___ EXERCISE MATERIAL ___
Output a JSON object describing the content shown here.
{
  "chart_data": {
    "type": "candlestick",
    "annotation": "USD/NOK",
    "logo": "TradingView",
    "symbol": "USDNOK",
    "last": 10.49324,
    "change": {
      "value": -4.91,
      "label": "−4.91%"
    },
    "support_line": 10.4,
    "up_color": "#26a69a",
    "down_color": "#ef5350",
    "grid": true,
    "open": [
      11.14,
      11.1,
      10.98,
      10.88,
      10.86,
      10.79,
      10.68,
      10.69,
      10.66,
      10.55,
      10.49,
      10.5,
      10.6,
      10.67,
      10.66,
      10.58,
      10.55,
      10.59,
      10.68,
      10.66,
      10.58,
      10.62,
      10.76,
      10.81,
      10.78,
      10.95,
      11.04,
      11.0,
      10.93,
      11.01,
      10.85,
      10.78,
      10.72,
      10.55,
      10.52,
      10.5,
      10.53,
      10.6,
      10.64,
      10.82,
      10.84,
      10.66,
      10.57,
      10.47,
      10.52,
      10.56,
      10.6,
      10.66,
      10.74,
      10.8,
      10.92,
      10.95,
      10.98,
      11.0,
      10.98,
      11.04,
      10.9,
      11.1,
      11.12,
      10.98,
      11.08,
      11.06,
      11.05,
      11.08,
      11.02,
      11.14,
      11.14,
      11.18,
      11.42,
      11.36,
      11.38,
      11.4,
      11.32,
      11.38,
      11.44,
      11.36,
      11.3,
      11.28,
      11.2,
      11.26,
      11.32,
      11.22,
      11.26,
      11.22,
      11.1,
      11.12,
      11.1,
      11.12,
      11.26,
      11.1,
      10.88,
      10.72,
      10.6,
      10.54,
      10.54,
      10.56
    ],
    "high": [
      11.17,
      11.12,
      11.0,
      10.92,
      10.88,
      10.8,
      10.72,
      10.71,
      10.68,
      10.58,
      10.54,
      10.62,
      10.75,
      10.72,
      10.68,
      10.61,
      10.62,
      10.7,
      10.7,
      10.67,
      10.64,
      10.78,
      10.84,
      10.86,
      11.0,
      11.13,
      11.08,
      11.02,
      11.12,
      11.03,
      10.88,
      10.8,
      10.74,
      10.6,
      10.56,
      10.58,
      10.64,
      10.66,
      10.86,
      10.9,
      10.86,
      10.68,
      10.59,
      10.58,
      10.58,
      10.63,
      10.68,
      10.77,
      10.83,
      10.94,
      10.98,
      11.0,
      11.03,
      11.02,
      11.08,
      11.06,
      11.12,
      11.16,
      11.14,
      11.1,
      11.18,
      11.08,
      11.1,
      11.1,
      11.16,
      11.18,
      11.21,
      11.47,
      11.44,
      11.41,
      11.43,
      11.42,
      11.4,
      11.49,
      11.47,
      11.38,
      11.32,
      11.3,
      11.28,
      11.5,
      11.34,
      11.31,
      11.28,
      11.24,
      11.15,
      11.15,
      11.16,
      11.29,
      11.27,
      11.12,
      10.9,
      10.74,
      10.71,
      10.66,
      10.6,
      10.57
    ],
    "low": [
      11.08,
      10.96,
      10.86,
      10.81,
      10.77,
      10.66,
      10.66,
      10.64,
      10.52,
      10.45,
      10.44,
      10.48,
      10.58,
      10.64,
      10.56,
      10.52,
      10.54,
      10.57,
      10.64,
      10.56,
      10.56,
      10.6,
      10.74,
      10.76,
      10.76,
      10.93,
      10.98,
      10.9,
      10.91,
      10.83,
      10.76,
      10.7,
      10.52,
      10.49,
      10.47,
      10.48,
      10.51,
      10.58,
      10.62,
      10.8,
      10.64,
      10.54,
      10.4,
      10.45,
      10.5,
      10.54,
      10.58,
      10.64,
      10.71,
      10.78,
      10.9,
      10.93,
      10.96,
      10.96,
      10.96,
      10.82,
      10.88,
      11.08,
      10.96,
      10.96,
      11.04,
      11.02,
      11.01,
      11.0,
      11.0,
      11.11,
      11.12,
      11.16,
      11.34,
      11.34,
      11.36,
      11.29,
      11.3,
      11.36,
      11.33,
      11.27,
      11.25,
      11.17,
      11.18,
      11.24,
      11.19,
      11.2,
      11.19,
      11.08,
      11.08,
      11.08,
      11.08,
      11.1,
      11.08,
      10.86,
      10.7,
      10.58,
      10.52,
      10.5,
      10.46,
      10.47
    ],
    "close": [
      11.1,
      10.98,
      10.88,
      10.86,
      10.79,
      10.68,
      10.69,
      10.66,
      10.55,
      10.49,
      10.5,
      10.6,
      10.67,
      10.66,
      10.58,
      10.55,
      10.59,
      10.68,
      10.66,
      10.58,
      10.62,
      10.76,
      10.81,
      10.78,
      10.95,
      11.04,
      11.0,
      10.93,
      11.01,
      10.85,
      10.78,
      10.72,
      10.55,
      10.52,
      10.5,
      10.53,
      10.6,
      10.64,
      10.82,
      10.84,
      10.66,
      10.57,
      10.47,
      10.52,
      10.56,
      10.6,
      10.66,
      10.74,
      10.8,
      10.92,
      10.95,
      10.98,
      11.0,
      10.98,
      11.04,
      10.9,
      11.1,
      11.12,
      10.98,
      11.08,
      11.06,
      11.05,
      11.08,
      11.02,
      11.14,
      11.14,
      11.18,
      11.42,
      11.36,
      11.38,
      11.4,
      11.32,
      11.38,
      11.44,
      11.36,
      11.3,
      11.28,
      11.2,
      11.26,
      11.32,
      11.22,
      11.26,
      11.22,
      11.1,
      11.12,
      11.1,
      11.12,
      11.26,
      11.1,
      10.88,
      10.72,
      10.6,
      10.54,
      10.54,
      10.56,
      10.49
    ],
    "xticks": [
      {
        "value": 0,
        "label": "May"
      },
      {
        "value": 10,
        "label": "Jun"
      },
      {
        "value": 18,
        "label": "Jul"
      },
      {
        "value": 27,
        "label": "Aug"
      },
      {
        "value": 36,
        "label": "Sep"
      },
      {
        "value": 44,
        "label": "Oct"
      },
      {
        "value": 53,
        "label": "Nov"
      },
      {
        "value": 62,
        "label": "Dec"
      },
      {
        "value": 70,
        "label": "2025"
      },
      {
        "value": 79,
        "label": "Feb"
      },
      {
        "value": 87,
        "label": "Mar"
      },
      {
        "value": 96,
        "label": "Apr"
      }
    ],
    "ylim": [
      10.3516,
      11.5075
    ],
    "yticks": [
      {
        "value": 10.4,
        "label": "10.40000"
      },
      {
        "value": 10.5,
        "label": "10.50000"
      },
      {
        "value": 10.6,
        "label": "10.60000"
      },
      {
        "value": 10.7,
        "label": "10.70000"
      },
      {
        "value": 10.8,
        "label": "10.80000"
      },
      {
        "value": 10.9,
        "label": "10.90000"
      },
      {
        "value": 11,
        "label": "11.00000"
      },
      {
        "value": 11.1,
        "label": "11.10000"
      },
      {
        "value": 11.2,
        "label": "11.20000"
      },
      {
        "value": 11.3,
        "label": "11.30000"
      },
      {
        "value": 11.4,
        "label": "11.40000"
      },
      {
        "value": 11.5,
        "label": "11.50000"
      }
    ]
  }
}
___
:: STATED TASK ::
Send back every record, precisely as written.

:: TASK SOLUTION ::
Output a JSON object describing the content shown here.
{
  "chart_data": {
    "type": "candlestick",
    "annotation": "USD/NOK",
    "logo": "TradingView",
    "symbol": "USDNOK",
    "last": 10.49324,
    "change": {
      "value": -4.91,
      "label": "−4.91%"
    },
    "support_line": 10.4,
    "up_color": "#26a69a",
    "down_color": "#ef5350",
    "grid": true,
    "open": [
      11.14,
      11.1,
      10.98,
      10.88,
      10.86,
      10.79,
      10.68,
      10.69,
      10.66,
      10.55,
      10.49,
      10.5,
      10.6,
      10.67,
      10.66,
      10.58,
      10.55,
      10.59,
      10.68,
      10.66,
      10.58,
      10.62,
      10.76,
      10.81,
      10.78,
      10.95,
      11.04,
      11.0,
      10.93,
      11.01,
      10.85,
      10.78,
      10.72,
      10.55,
      10.52,
      10.5,
      10.53,
      10.6,
      10.64,
      10.82,
      10.84,
      10.66,
      10.57,
      10.47,
      10.52,
      10.56,
      10.6,
      10.66,
      10.74,
      10.8,
      10.92,
      10.95,
      10.98,
      11.0,
      10.98,
      11.04,
      10.9,
      11.1,
      11.12,
      10.98,
      11.08,
      11.06,
      11.05,
      11.08,
      11.02,
      11.14,
      11.14,
      11.18,
      11.42,
      11.36,
      11.38,
      11.4,
      11.32,
      11.38,
      11.44,
      11.36,
      11.3,
      11.28,
      11.2,
      11.26,
      11.32,
      11.22,
      11.26,
      11.22,
      11.1,
      11.12,
      11.1,
      11.12,
      11.26,
      11.1,
      10.88,
      10.72,
      10.6,
      10.54,
      10.54,
      10.56
    ],
    "high": [
      11.17,
      11.12,
      11.0,
      10.92,
      10.88,
      10.8,
      10.72,
      10.71,
      10.68,
      10.58,
      10.54,
      10.62,
      10.75,
      10.72,
      10.68,
      10.61,
      10.62,
      10.7,
      10.7,
      10.67,
      10.64,
      10.78,
      10.84,
      10.86,
      11.0,
      11.13,
      11.08,
      11.02,
      11.12,
      11.03,
      10.88,
      10.8,
      10.74,
      10.6,
      10.56,
      10.58,
      10.64,
      10.66,
      10.86,
      10.9,
      10.86,
      10.68,
      10.59,
      10.58,
      10.58,
      10.63,
      10.68,
      10.77,
      10.83,
      10.94,
      10.98,
      11.0,
      11.03,
      11.02,
      11.08,
      11.06,
      11.12,
      11.16,
      11.14,
      11.1,
      11.18,
      11.08,
      11.1,
      11.1,
      11.16,
      11.18,
      11.21,
      11.47,
      11.44,
      11.41,
      11.43,
      11.42,
      11.4,
      11.49,
      11.47,
      11.38,
      11.32,
      11.3,
      11.28,
      11.5,
      11.34,
      11.31,
      11.28,
      11.24,
      11.15,
      11.15,
      11.16,
      11.29,
      11.27,
      11.12,
      10.9,
      10.74,
      10.71,
      10.66,
      10.6,
      10.57
    ],
    "low": [
      11.08,
      10.96,
      10.86,
      10.81,
      10.77,
      10.66,
      10.66,
      10.64,
      10.52,
      10.45,
      10.44,
      10.48,
      10.58,
      10.64,
      10.56,
      10.52,
      10.54,
      10.57,
      10.64,
      10.56,
      10.56,
      10.6,
      10.74,
      10.76,
      10.76,
      10.93,
      10.98,
      10.9,
      10.91,
      10.83,
      10.76,
      10.7,
      10.52,
      10.49,
      10.47,
      10.48,
      10.51,
      10.58,
      10.62,
      10.8,
      10.64,
      10.54,
      10.4,
      10.45,
      10.5,
      10.54,
      10.58,
      10.64,
      10.71,
      10.78,
      10.9,
      10.93,
      10.96,
      10.96,
      10.96,
      10.82,
      10.88,
      11.08,
      10.96,
      10.96,
      11.04,
      11.02,
      11.01,
      11.0,
      11.0,
      11.11,
      11.12,
      11.16,
      11.34,
      11.34,
      11.36,
      11.29,
      11.3,
      11.36,
      11.33,
      11.27,
      11.25,
      11.17,
      11.18,
      11.24,
      11.19,
      11.2,
      11.19,
      11.08,
      11.08,
      11.08,
      11.08,
      11.1,
      11.08,
      10.86,
      10.7,
      10.58,
      10.52,
      10.5,
      10.46,
      10.47
    ],
    "close": [
      11.1,
      10.98,
      10.88,
      10.86,
      10.79,
      10.68,
      10.69,
      10.66,
      10.55,
      10.49,
      10.5,
      10.6,
      10.67,
      10.66,
      10.58,
      10.55,
      10.59,
      10.68,
      10.66,
      10.58,
      10.62,
      10.76,
      10.81,
      10.78,
      10.95,
      11.04,
      11.0,
      10.93,
      11.01,
      10.85,
      10.78,
      10.72,
      10.55,
      10.52,
      10.5,
      10.53,
      10.6,
      10.64,
      10.82,
      10.84,
      10.66,
      10.57,
      10.47,
      10.52,
      10.56,
      10.6,
      10.66,
      10.74,
      10.8,
      10.92,
      10.95,
      10.98,
      11.0,
      10.98,
      11.04,
      10.9,
      11.1,
      11.12,
      10.98,
      11.08,
      11.06,
      11.05,
      11.08,
      11.02,
      11.14,
      11.14,
      11.18,
      11.42,
      11.36,
      11.38,
      11.4,
      11.32,
      11.38,
      11.44,
      11.36,
      11.3,
      11.28,
      11.2,
      11.26,
      11.32,
      11.22,
      11.26,
      11.22,
      11.1,
      11.12,
      11.1,
      11.12,
      11.26,
      11.1,
      10.88,
      10.72,
      10.6,
      10.54,
      10.54,
      10.56,
      10.49
    ],
    "xticks": [
      {
        "value": 0,
        "label": "May"
      },
      {
        "value": 10,
        "label": "Jun"
      },
      {
        "value": 18,
        "label": "Jul"
      },
      {
        "value": 27,
        "label": "Aug"
      },
      {
        "value": 36,
        "label": "Sep"
      },
      {
        "value": 44,
        "label": "Oct"
      },
      {
        "value": 53,
        "label": "Nov"
      },
      {
        "value": 62,
        "label": "Dec"
      },
      {
        "value": 70,
        "label": "2025"
      },
      {
        "value": 79,
        "label": "Feb"
      },
      {
        "value": 87,
        "label": "Mar"
      },
      {
        "value": 96,
        "label": "Apr"
      }
    ],
    "ylim": [
      10.3516,
      11.5075
    ],
    "yticks": [
      {
        "value": 10.4,
        "label": "10.40000"
      },
      {
        "value": 10.5,
        "label": "10.50000"
      },
      {
        "value": 10.6,
        "label": "10.60000"
      },
      {
        "value": 10.7,
        "label": "10.70000"
      },
      {
        "value": 10.8,
        "label": "10.80000"
      },
      {
        "value": 10.9,
        "label": "10.90000"
      },
      {
        "value": 11,
        "label": "11.00000"
      },
      {
        "value": 11.1,
        "label": "11.10000"
      },
      {
        "value": 11.2,
        "label": "11.20000"
      },
      {
        "value": 11.3,
        "label": "11.30000"
      },
      {
        "value": 11.4,
        "label": "11.40000"
      },
      {
        "value": 11.5,
        "label": "11.50000"
      }
    ]
  }
}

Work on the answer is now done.